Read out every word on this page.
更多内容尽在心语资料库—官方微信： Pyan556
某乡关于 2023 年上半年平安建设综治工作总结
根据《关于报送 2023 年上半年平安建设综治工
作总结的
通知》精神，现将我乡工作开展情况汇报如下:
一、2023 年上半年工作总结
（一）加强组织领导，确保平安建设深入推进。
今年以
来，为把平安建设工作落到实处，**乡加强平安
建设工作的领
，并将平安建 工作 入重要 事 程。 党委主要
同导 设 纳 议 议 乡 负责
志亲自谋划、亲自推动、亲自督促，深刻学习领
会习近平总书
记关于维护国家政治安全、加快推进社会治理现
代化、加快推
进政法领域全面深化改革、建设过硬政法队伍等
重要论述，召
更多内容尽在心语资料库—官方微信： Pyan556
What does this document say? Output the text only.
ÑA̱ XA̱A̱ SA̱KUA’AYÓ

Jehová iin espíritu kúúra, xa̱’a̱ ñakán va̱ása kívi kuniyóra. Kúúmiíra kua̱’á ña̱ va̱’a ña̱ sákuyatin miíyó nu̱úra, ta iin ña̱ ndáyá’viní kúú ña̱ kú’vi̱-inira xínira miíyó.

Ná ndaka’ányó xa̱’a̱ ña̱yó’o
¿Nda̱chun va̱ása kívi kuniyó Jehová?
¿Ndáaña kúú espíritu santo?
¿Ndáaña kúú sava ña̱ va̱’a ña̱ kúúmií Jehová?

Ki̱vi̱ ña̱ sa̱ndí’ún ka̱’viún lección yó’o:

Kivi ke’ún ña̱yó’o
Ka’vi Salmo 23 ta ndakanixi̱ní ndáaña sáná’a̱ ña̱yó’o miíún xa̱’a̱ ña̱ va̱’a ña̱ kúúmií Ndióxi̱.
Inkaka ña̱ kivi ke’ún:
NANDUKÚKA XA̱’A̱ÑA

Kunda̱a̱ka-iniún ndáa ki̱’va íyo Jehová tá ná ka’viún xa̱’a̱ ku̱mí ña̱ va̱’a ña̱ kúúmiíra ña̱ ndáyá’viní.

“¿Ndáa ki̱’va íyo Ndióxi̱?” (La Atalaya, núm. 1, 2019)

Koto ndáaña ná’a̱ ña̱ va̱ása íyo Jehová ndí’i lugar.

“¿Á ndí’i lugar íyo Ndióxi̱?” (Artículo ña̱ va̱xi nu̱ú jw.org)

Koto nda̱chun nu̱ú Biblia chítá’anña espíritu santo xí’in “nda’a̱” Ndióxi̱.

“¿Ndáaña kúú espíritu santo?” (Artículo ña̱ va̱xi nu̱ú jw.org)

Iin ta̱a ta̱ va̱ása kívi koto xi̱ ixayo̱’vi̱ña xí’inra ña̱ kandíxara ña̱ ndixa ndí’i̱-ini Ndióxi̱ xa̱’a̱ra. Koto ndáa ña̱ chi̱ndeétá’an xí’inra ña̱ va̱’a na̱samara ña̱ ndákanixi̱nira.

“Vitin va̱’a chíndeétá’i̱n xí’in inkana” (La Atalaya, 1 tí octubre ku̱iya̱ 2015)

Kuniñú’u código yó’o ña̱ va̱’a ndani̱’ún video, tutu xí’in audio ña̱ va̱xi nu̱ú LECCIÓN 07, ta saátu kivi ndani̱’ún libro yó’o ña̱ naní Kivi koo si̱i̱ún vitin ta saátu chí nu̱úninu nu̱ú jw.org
§
OBJECTIVE -
Output the full listing without altering anything.

EXERCISE RESPONSE -
Read out every word on this page.
更多内容尽在心语资料库—官方微信： Pyan556
某乡关于 2023 年上半年平安建设综治工作总结
根据《关于报送 2023 年上半年平安建设综治工
作总结的
通知》精神，现将我乡工作开展情况汇报如下:
一、2023 年上半年工作总结
（一）加强组织领导，确保平安建设深入推进。
今年以
来，为把平安建设工作落到实处，**乡加强平安
建设工作的领
，并将平安建 工作 入重要 事 程。 党委主要
同导 设 纳 议 议 乡 负责
志亲自谋划、亲自推动、亲自督促，深刻学习领
会习近平总书
记关于维护国家政治安全、加快推进社会治理现
代化、加快推
进政法领域全面深化改革、建设过硬政法队伍等
重要论述，召
更多内容尽在心语资料库—官方微信： Pyan556
What does this document say? Output the text only.
ÑA̱ XA̱A̱ SA̱KUA’AYÓ

Jehová iin espíritu kúúra, xa̱’a̱ ñakán va̱ása kívi kuniyóra. Kúúmiíra kua̱’á ña̱ va̱’a ña̱ sákuyatin miíyó nu̱úra, ta iin ña̱ ndáyá’viní kúú ña̱ kú’vi̱-inira xínira miíyó.

Ná ndaka’ányó xa̱’a̱ ña̱yó’o
¿Nda̱chun va̱ása kívi kuniyó Jehová?
¿Ndáaña kúú espíritu santo?
¿Ndáaña kúú sava ña̱ va̱’a ña̱ kúúmií Jehová?

Ki̱vi̱ ña̱ sa̱ndí’ún ka̱’viún lección yó’o:

Kivi ke’ún ña̱yó’o
Ka’vi Salmo 23 ta ndakanixi̱ní ndáaña sáná’a̱ ña̱yó’o miíún xa̱’a̱ ña̱ va̱’a ña̱ kúúmií Ndióxi̱.
Inkaka ña̱ kivi ke’ún:
NANDUKÚKA XA̱’A̱ÑA

Kunda̱a̱ka-iniún ndáa ki̱’va íyo Jehová tá ná ka’viún xa̱’a̱ ku̱mí ña̱ va̱’a ña̱ kúúmiíra ña̱ ndáyá’viní.

“¿Ndáa ki̱’va íyo Ndióxi̱?” (La Atalaya, núm. 1, 2019)

Koto ndáaña ná’a̱ ña̱ va̱ása íyo Jehová ndí’i lugar.

“¿Á ndí’i lugar íyo Ndióxi̱?” (Artículo ña̱ va̱xi nu̱ú jw.org)

Koto nda̱chun nu̱ú Biblia chítá’anña espíritu santo xí’in “nda’a̱” Ndióxi̱.

“¿Ndáaña kúú espíritu santo?” (Artículo ña̱ va̱xi nu̱ú jw.org)

Iin ta̱a ta̱ va̱ása kívi koto xi̱ ixayo̱’vi̱ña xí’inra ña̱ kandíxara ña̱ ndixa ndí’i̱-ini Ndióxi̱ xa̱’a̱ra. Koto ndáa ña̱ chi̱ndeétá’an xí’inra ña̱ va̱’a na̱samara ña̱ ndákanixi̱nira.

“Vitin va̱’a chíndeétá’i̱n xí’in inkana” (La Atalaya, 1 tí octubre ku̱iya̱ 2015)

Kuniñú’u código yó’o ña̱ va̱’a ndani̱’ún video, tutu xí’in audio ña̱ va̱xi nu̱ú LECCIÓN 07, ta saátu kivi ndani̱’ún libro yó’o ña̱ naní Kivi koo si̱i̱ún vitin ta saátu chí nu̱úninu nu̱ú jw.org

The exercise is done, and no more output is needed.